• Exercise details: Each record is to be printed again precisely as it reads.

• Records supplied:
○ ○ ○ ○ ○ ○ ○
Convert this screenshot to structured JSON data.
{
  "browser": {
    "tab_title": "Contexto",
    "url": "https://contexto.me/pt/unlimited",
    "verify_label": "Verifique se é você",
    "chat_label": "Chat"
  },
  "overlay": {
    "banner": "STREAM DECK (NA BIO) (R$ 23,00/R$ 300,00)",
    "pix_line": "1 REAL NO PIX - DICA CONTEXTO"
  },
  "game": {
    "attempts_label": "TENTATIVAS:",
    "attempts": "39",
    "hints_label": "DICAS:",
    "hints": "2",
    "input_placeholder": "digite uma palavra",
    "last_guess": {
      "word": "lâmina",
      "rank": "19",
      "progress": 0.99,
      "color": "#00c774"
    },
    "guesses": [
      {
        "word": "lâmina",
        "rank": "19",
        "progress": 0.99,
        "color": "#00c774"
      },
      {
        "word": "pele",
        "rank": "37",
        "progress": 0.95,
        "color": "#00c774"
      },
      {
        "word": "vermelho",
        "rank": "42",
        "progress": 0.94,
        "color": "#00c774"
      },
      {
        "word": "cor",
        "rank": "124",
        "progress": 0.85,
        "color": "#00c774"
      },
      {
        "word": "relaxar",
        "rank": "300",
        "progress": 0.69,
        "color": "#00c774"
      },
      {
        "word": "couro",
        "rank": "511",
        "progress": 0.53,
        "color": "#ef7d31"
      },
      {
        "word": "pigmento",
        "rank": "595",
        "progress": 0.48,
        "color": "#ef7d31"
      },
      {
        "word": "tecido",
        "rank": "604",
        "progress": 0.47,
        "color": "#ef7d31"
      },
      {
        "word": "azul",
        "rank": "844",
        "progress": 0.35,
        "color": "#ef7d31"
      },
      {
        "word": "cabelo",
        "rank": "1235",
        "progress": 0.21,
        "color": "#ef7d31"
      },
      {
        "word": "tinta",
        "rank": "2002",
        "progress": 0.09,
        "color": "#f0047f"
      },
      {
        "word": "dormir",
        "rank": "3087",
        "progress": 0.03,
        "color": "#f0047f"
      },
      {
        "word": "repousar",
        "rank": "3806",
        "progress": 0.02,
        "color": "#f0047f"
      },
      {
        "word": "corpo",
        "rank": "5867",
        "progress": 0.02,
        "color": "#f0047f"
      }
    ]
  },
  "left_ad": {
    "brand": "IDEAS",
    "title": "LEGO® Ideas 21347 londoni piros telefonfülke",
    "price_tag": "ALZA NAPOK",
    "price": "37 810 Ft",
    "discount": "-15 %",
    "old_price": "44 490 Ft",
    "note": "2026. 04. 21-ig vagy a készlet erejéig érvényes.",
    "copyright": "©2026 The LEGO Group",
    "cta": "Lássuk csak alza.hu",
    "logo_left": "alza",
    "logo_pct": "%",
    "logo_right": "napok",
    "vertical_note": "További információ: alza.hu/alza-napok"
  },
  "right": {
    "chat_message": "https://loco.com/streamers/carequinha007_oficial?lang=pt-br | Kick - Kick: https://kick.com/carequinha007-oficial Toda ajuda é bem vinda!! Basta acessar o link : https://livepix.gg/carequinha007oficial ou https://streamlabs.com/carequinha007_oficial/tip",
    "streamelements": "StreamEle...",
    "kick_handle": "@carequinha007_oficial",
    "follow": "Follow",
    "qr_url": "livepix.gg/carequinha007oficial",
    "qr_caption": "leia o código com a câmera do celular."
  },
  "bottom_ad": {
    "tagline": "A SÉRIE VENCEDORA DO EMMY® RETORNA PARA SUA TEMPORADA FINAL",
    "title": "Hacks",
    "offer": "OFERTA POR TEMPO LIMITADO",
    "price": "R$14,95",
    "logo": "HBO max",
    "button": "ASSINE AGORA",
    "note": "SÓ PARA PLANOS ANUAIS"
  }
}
○ ○ ○ ○ ○ ○ ○
• Result:
Convert this screenshot to structured JSON data.
{
  "browser": {
    "tab_title": "Contexto",
    "url": "https://contexto.me/pt/unlimited",
    "verify_label": "Verifique se é você",
    "chat_label": "Chat"
  },
  "overlay": {
    "banner": "STREAM DECK (NA BIO) (R$ 23,00/R$ 300,00)",
    "pix_line": "1 REAL NO PIX - DICA CONTEXTO"
  },
  "game": {
    "attempts_label": "TENTATIVAS:",
    "attempts": "39",
    "hints_label": "DICAS:",
    "hints": "2",
    "input_placeholder": "digite uma palavra",
    "last_guess": {
      "word": "lâmina",
      "rank": "19",
      "progress": 0.99,
      "color": "#00c774"
    },
    "guesses": [
      {
        "word": "lâmina",
        "rank": "19",
        "progress": 0.99,
        "color": "#00c774"
      },
      {
        "word": "pele",
        "rank": "37",
        "progress": 0.95,
        "color": "#00c774"
      },
      {
        "word": "vermelho",
        "rank": "42",
        "progress": 0.94,
        "color": "#00c774"
      },
      {
        "word": "cor",
        "rank": "124",
        "progress": 0.85,
        "color": "#00c774"
      },
      {
        "word": "relaxar",
        "rank": "300",
        "progress": 0.69,
        "color": "#00c774"
      },
      {
        "word": "couro",
        "rank": "511",
        "progress": 0.53,
        "color": "#ef7d31"
      },
      {
        "word": "pigmento",
        "rank": "595",
        "progress": 0.48,
        "color": "#ef7d31"
      },
      {
        "word": "tecido",
        "rank": "604",
        "progress": 0.47,
        "color": "#ef7d31"
      },
      {
        "word": "azul",
        "rank": "844",
        "progress": 0.35,
        "color": "#ef7d31"
      },
      {
        "word": "cabelo",
        "rank": "1235",
        "progress": 0.21,
        "color": "#ef7d31"
      },
      {
        "word": "tinta",
        "rank": "2002",
        "progress": 0.09,
        "color": "#f0047f"
      },
      {
        "word": "dormir",
        "rank": "3087",
        "progress": 0.03,
        "color": "#f0047f"
      },
      {
        "word": "repousar",
        "rank": "3806",
        "progress": 0.02,
        "color": "#f0047f"
      },
      {
        "word": "corpo",
        "rank": "5867",
        "progress": 0.02,
        "color": "#f0047f"
      }
    ]
  },
  "left_ad": {
    "brand": "IDEAS",
    "title": "LEGO® Ideas 21347 londoni piros telefonfülke",
    "price_tag": "ALZA NAPOK",
    "price": "37 810 Ft",
    "discount": "-15 %",
    "old_price": "44 490 Ft",
    "note": "2026. 04. 21-ig vagy a készlet erejéig érvényes.",
    "copyright": "©2026 The LEGO Group",
    "cta": "Lássuk csak alza.hu",
    "logo_left": "alza",
    "logo_pct": "%",
    "logo_right": "napok",
    "vertical_note": "További információ: alza.hu/alza-napok"
  },
  "right": {
    "chat_message": "https://loco.com/streamers/carequinha007_oficial?lang=pt-br | Kick - Kick: https://kick.com/carequinha007-oficial Toda ajuda é bem vinda!! Basta acessar o link : https://livepix.gg/carequinha007oficial ou https://streamlabs.com/carequinha007_oficial/tip",
    "streamelements": "StreamEle...",
    "kick_handle": "@carequinha007_oficial",
    "follow": "Follow",
    "qr_url": "livepix.gg/carequinha007oficial",
    "qr_caption": "leia o código com a câmera do celular."
  },
  "bottom_ad": {
    "tagline": "A SÉRIE VENCEDORA DO EMMY® RETORNA PARA SUA TEMPORADA FINAL",
    "title": "Hacks",
    "offer": "OFERTA POR TEMPO LIMITADO",
    "price": "R$14,95",
    "logo": "HBO max",
    "button": "ASSINE AGORA",
    "note": "SÓ PARA PLANOS ANUAIS"
  }
}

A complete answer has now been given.